Copy out the listing that follows exactly, dropping every picture.

— Start of GIVEN RECORDS —

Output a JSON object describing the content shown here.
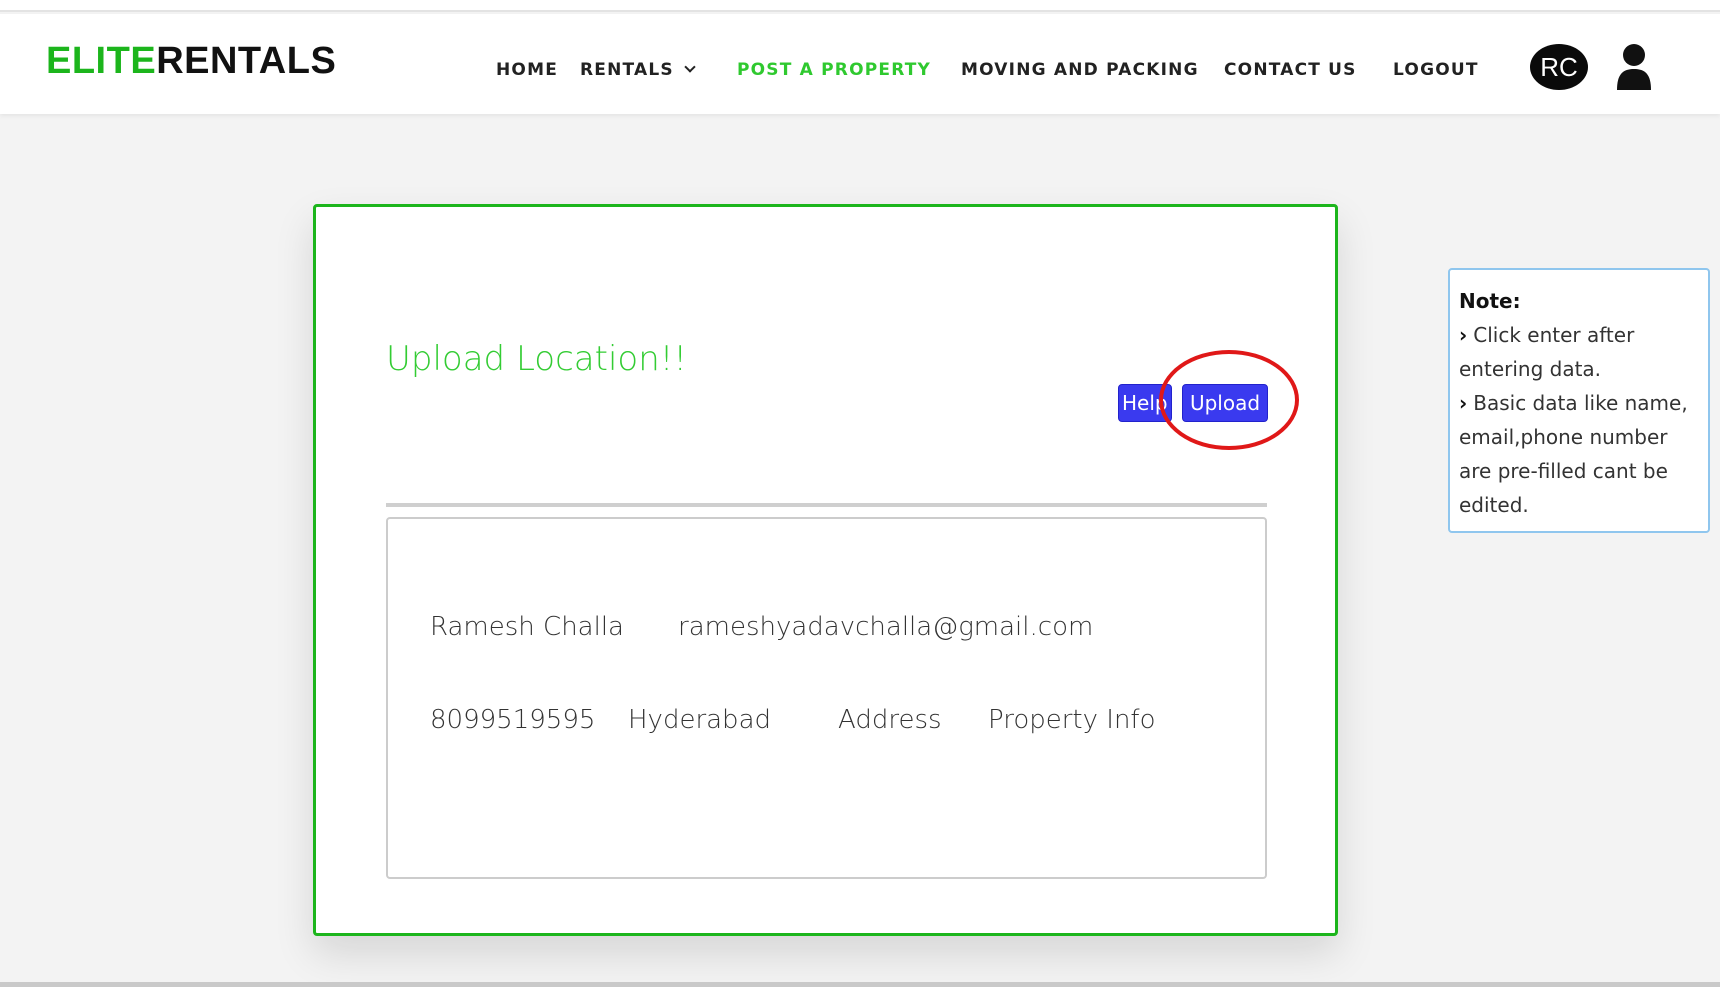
{
  "brand": {
    "accent": "ELITE",
    "rest": "RENTALS"
  },
  "nav": {
    "home": "HOME",
    "rentals": "RENTALS",
    "post_property": "POST A PROPERTY",
    "moving": "MOVING AND PACKING",
    "contact": "CONTACT US",
    "logout": "LOGOUT"
  },
  "user": {
    "initials": "RC",
    "icon": "user-icon"
  },
  "form": {
    "title": "Upload Location!!",
    "help_label": "Help",
    "upload_label": "Upload",
    "fields": {
      "name": "Ramesh Challa",
      "email": "rameshyadavchalla@gmail.com",
      "phone": "8099519595",
      "city": "Hyderabad",
      "address": "Address",
      "property_info": "Property Info"
    }
  },
  "note": {
    "title": "Note:",
    "line1": "Click enter after entering data.",
    "line2": "Basic data like name, email,phone number are pre-filled cant be edited."
  },
  "colors": {
    "brand_accent": "#1cb51c",
    "active_nav": "#2fc92f",
    "button": "#3a3aef",
    "highlight": "#e01818",
    "note_border": "#8fc6ee"
  }
}
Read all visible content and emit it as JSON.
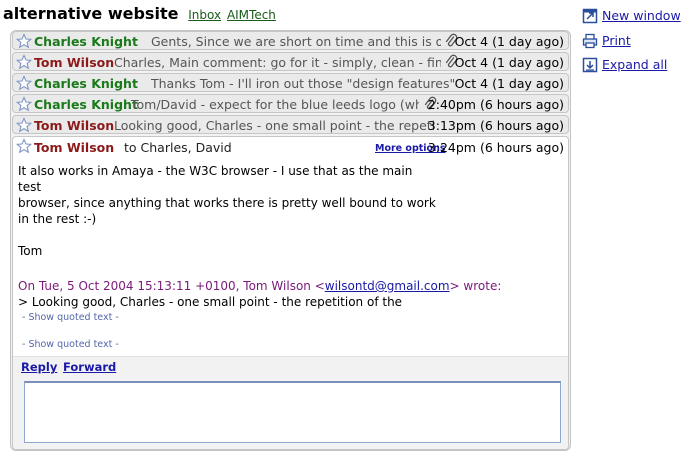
{
  "header": {
    "subject": "alternative website",
    "labels": [
      "Inbox",
      "AIMTech"
    ]
  },
  "collapsed_messages": [
    {
      "sender": "Charles Knight",
      "sender_color": "#1a7a1a",
      "snippet": "Gents, Since we are short on time and this is overdue",
      "has_attachment": true,
      "time": "Oct 4 (1 day ago)"
    },
    {
      "sender": "Tom Wilson",
      "sender_color": "#8c1a1a",
      "snippet": "Charles, Main comment: go for it - simply, clean - fine. S",
      "has_attachment": true,
      "time": "Oct 4 (1 day ago)"
    },
    {
      "sender": "Charles Knight",
      "sender_color": "#1a7a1a",
      "snippet": "Thanks Tom - I'll iron out those \"design features\" - it's du",
      "has_attachment": false,
      "time": "Oct 4 (1 day ago)"
    },
    {
      "sender": "Charles Knight",
      "sender_color": "#1a7a1a",
      "snippet": "Tom/David - expect for the blue leeds logo (which",
      "has_attachment": true,
      "time": "2:40pm (6 hours ago)"
    },
    {
      "sender": "Tom Wilson",
      "sender_color": "#8c1a1a",
      "snippet": "Looking good, Charles - one small point - the repetition",
      "has_attachment": false,
      "time": "3:13pm (6 hours ago)"
    }
  ],
  "open_message": {
    "sender": "Tom Wilson",
    "recipients": "to Charles, David",
    "more_options": "More options",
    "time": "3:24pm (6 hours ago)",
    "body_lines": [
      "It also works in Amaya - the W3C browser - I use that as the main test",
      "browser, since anything that works there is pretty well bound to work",
      "in the rest :-)",
      "",
      "Tom"
    ],
    "attribution_prefix": "On Tue, 5 Oct 2004 15:13:11 +0100, Tom Wilson <",
    "attribution_email": "wilsontd@gmail.com",
    "attribution_suffix": "> wrote:",
    "quote_line": "> Looking good, Charles - one small point - the repetition of the",
    "show_quoted_1": "- Show quoted text -",
    "show_quoted_2": "- Show quoted text -"
  },
  "reply": {
    "reply_label": "Reply",
    "forward_label": "Forward",
    "draft_value": ""
  },
  "sidebar": {
    "new_window": "New window",
    "print": "Print",
    "expand_all": "Expand all"
  }
}
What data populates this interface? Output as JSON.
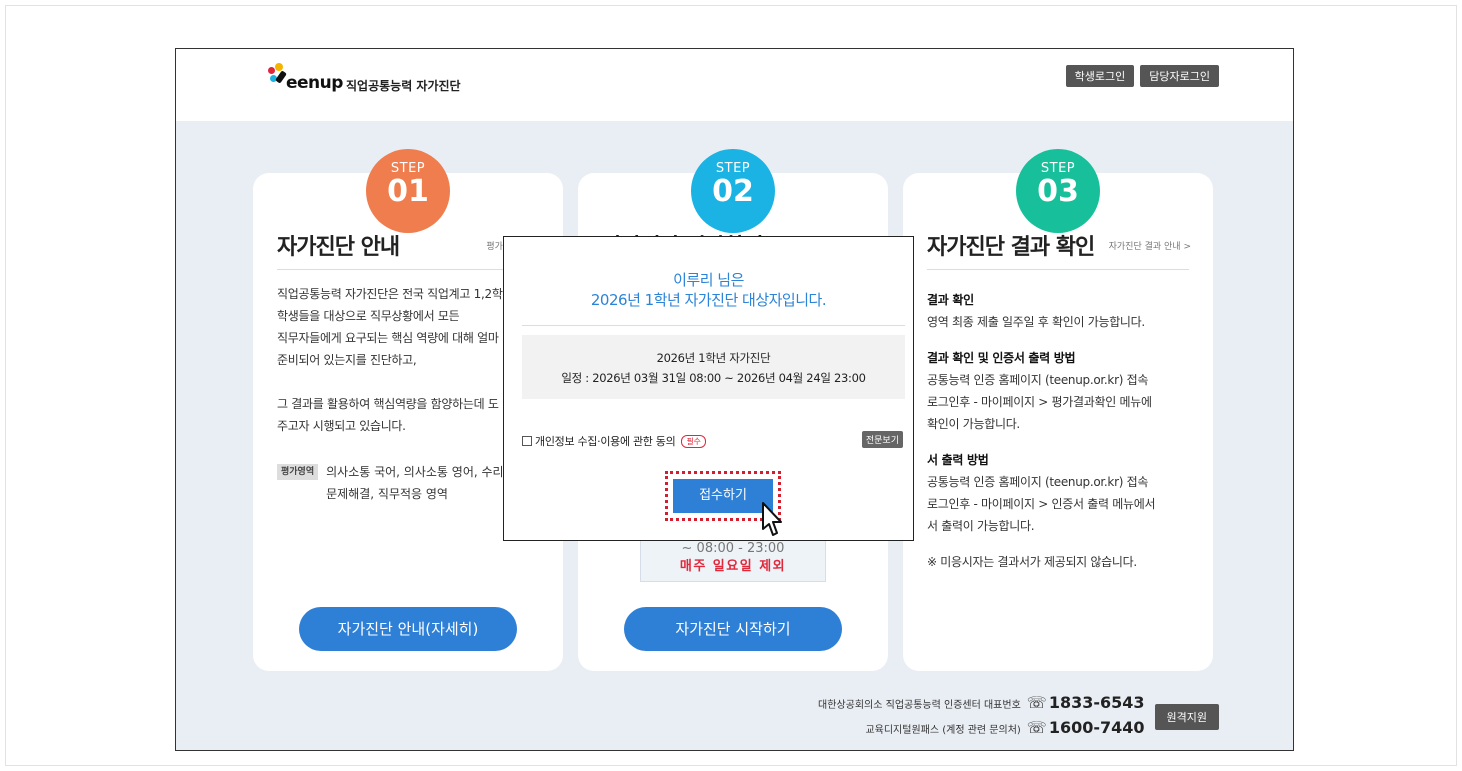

— End of GIVEN RECORDS —

COMPLETE ANSWER →
Output a JSON object describing the content shown here.
{
  "brand": {
    "accent": "ELITE",
    "rest": "RENTALS"
  },
  "nav": {
    "home": "HOME",
    "rentals": "RENTALS",
    "post_property": "POST A PROPERTY",
    "moving": "MOVING AND PACKING",
    "contact": "CONTACT US",
    "logout": "LOGOUT"
  },
  "user": {
    "initials": "RC",
    "icon": "user-icon"
  },
  "form": {
    "title": "Upload Location!!",
    "help_label": "Help",
    "upload_label": "Upload",
    "fields": {
      "name": "Ramesh Challa",
      "email": "rameshyadavchalla@gmail.com",
      "phone": "8099519595",
      "city": "Hyderabad",
      "address": "Address",
      "property_info": "Property Info"
    }
  },
  "note": {
    "title": "Note:",
    "line1": "Click enter after entering data.",
    "line2": "Basic data like name, email,phone number are pre-filled cant be edited."
  },
  "colors": {
    "brand_accent": "#1cb51c",
    "active_nav": "#2fc92f",
    "button": "#3a3aef",
    "highlight": "#e01818",
    "note_border": "#8fc6ee"
  }
}
Read all visible content and emit it as JSON.
{
  "header": {
    "subject": "alternative website",
    "labels": [
      "Inbox",
      "AIMTech"
    ]
  },
  "collapsed_messages": [
    {
      "sender": "Charles Knight",
      "sender_color": "#1a7a1a",
      "snippet": "Gents, Since we are short on time and this is overdue",
      "has_attachment": true,
      "time": "Oct 4 (1 day ago)"
    },
    {
      "sender": "Tom Wilson",
      "sender_color": "#8c1a1a",
      "snippet": "Charles, Main comment: go for it - simply, clean - fine. S",
      "has_attachment": true,
      "time": "Oct 4 (1 day ago)"
    },
    {
      "sender": "Charles Knight",
      "sender_color": "#1a7a1a",
      "snippet": "Thanks Tom - I'll iron out those \"design features\" - it's du",
      "has_attachment": false,
      "time": "Oct 4 (1 day ago)"
    },
    {
      "sender": "Charles Knight",
      "sender_color": "#1a7a1a",
      "snippet": "Tom/David - expect for the blue leeds logo (which",
      "has_attachment": true,
      "time": "2:40pm (6 hours ago)"
    },
    {
      "sender": "Tom Wilson",
      "sender_color": "#8c1a1a",
      "snippet": "Looking good, Charles - one small point - the repetition",
      "has_attachment": false,
      "time": "3:13pm (6 hours ago)"
    }
  ],
  "open_message": {
    "sender": "Tom Wilson",
    "recipients": "to Charles, David",
    "more_options": "More options",
    "time": "3:24pm (6 hours ago)",
    "body_lines": [
      "It also works in Amaya - the W3C browser - I use that as the main test",
      "browser, since anything that works there is pretty well bound to work",
      "in the rest :-)",
      "",
      "Tom"
    ],
    "attribution_prefix": "On Tue, 5 Oct 2004 15:13:11 +0100, Tom Wilson <",
    "attribution_email": "wilsontd@gmail.com",
    "attribution_suffix": "> wrote:",
    "quote_line": "> Looking good, Charles - one small point - the repetition of the",
    "show_quoted_1": "- Show quoted text -",
    "show_quoted_2": "- Show quoted text -"
  },
  "reply": {
    "reply_label": "Reply",
    "forward_label": "Forward",
    "draft_value": ""
  },
  "sidebar": {
    "new_window": "New window",
    "print": "Print",
    "expand_all": "Expand all"
  }
}
What data populates this interface? Output as JSON.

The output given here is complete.